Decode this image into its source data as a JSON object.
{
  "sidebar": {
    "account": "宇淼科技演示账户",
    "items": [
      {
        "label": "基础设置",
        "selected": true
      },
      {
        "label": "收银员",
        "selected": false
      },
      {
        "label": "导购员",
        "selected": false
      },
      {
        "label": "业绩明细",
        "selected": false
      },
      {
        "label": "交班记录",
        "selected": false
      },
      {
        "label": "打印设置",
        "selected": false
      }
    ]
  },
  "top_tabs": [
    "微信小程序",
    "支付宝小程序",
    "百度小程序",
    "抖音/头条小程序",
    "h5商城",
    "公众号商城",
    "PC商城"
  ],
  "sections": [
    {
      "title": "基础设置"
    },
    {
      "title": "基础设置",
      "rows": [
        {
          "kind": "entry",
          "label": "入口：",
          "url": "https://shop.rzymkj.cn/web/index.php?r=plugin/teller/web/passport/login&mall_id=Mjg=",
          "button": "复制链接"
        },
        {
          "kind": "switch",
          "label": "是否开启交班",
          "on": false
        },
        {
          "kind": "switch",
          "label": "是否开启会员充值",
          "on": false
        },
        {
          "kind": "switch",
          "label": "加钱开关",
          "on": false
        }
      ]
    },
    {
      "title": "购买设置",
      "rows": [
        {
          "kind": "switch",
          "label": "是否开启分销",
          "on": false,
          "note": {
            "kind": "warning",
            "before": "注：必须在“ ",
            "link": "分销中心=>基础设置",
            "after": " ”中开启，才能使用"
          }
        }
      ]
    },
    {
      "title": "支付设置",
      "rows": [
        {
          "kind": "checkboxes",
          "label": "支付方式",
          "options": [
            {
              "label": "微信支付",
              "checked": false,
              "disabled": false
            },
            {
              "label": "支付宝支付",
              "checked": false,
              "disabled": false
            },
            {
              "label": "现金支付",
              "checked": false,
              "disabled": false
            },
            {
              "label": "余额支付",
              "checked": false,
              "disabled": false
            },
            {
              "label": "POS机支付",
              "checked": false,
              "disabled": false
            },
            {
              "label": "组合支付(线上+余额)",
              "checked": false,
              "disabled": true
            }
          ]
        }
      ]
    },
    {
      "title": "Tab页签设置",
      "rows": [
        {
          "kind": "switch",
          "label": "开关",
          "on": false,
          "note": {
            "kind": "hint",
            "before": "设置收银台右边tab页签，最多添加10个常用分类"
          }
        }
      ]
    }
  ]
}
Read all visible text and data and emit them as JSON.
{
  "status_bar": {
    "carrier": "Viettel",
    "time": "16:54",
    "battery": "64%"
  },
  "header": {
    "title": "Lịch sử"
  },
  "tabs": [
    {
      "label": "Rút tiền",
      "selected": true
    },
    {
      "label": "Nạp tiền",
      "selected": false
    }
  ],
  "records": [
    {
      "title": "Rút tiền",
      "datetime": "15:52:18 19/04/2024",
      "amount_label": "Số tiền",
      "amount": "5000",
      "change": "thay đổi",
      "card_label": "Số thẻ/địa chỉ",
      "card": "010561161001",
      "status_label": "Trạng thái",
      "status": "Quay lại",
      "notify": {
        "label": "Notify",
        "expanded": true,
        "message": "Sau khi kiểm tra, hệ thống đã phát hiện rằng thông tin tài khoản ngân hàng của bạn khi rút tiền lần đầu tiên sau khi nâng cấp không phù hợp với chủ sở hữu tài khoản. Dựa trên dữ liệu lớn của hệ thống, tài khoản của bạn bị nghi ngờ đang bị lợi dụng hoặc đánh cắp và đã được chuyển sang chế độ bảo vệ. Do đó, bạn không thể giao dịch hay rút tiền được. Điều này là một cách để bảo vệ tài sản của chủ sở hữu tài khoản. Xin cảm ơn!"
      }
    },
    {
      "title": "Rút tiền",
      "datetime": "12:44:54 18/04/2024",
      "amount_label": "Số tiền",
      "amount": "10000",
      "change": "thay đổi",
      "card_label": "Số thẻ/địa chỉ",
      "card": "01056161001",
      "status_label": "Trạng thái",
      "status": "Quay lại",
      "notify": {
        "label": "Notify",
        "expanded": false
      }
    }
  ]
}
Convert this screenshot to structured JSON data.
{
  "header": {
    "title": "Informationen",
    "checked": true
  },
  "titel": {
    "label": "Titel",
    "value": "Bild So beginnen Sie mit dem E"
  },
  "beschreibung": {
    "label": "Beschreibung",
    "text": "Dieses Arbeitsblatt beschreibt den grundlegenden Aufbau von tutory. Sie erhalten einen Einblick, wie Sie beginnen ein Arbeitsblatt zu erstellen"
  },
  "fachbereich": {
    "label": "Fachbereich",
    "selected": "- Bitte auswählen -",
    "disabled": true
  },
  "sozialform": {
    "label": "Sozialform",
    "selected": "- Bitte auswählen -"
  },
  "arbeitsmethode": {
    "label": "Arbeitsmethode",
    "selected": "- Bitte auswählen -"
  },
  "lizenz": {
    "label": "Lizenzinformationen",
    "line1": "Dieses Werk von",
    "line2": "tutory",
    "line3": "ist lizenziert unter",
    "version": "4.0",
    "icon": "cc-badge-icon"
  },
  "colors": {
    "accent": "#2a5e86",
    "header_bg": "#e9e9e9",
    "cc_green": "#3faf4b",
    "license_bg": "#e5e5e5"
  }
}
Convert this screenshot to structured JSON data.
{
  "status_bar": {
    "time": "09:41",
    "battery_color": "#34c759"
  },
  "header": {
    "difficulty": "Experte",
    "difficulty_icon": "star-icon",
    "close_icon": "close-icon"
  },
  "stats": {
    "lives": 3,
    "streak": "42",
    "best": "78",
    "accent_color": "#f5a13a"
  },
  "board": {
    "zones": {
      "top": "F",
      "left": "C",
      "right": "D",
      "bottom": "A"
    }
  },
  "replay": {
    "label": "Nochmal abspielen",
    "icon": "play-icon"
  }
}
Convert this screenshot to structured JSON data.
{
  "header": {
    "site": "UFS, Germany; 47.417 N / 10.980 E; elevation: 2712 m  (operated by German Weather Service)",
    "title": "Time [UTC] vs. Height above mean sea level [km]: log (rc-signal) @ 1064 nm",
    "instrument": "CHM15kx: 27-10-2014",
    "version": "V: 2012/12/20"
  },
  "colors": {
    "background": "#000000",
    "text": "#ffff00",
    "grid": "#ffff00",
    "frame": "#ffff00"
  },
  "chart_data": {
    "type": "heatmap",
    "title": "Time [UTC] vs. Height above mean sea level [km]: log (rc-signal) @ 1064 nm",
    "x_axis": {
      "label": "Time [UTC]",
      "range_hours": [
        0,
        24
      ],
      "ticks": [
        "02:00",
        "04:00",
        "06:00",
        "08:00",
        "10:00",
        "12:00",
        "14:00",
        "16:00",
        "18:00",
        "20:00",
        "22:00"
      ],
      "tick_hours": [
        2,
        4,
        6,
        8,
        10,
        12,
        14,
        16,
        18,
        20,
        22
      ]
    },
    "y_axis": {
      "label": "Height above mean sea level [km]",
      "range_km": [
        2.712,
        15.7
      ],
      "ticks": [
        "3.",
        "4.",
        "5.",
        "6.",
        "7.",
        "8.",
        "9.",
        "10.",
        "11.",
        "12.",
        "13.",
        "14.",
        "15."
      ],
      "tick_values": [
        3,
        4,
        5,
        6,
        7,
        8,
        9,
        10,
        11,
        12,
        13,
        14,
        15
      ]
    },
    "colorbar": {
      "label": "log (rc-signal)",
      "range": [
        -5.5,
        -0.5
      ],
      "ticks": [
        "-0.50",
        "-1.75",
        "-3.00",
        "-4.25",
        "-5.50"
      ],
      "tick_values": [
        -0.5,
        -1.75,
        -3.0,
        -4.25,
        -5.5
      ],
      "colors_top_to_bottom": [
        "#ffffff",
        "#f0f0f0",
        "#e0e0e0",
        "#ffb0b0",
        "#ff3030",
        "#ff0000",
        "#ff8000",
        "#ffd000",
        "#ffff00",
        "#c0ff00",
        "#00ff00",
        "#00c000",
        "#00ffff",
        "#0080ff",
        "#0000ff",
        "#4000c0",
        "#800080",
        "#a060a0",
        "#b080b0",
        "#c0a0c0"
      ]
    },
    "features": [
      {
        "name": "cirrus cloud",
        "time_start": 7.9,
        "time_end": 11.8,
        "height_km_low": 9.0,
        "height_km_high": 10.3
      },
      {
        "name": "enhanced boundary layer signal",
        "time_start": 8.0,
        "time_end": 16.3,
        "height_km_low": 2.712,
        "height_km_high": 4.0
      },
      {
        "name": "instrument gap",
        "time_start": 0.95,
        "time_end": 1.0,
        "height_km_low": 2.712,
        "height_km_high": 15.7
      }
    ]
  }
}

AIM :: Look through the entries and find each line that has the string "tutory". Copy those lines.

RESULT ::
    "text": "Dieses Arbeitsblatt beschreibt den grundlegenden Aufbau von tutory. Sie erhalten einen Einblick, wie Sie beginnen ein Arbeitsblatt zu erstellen"
    "line2": "tutory",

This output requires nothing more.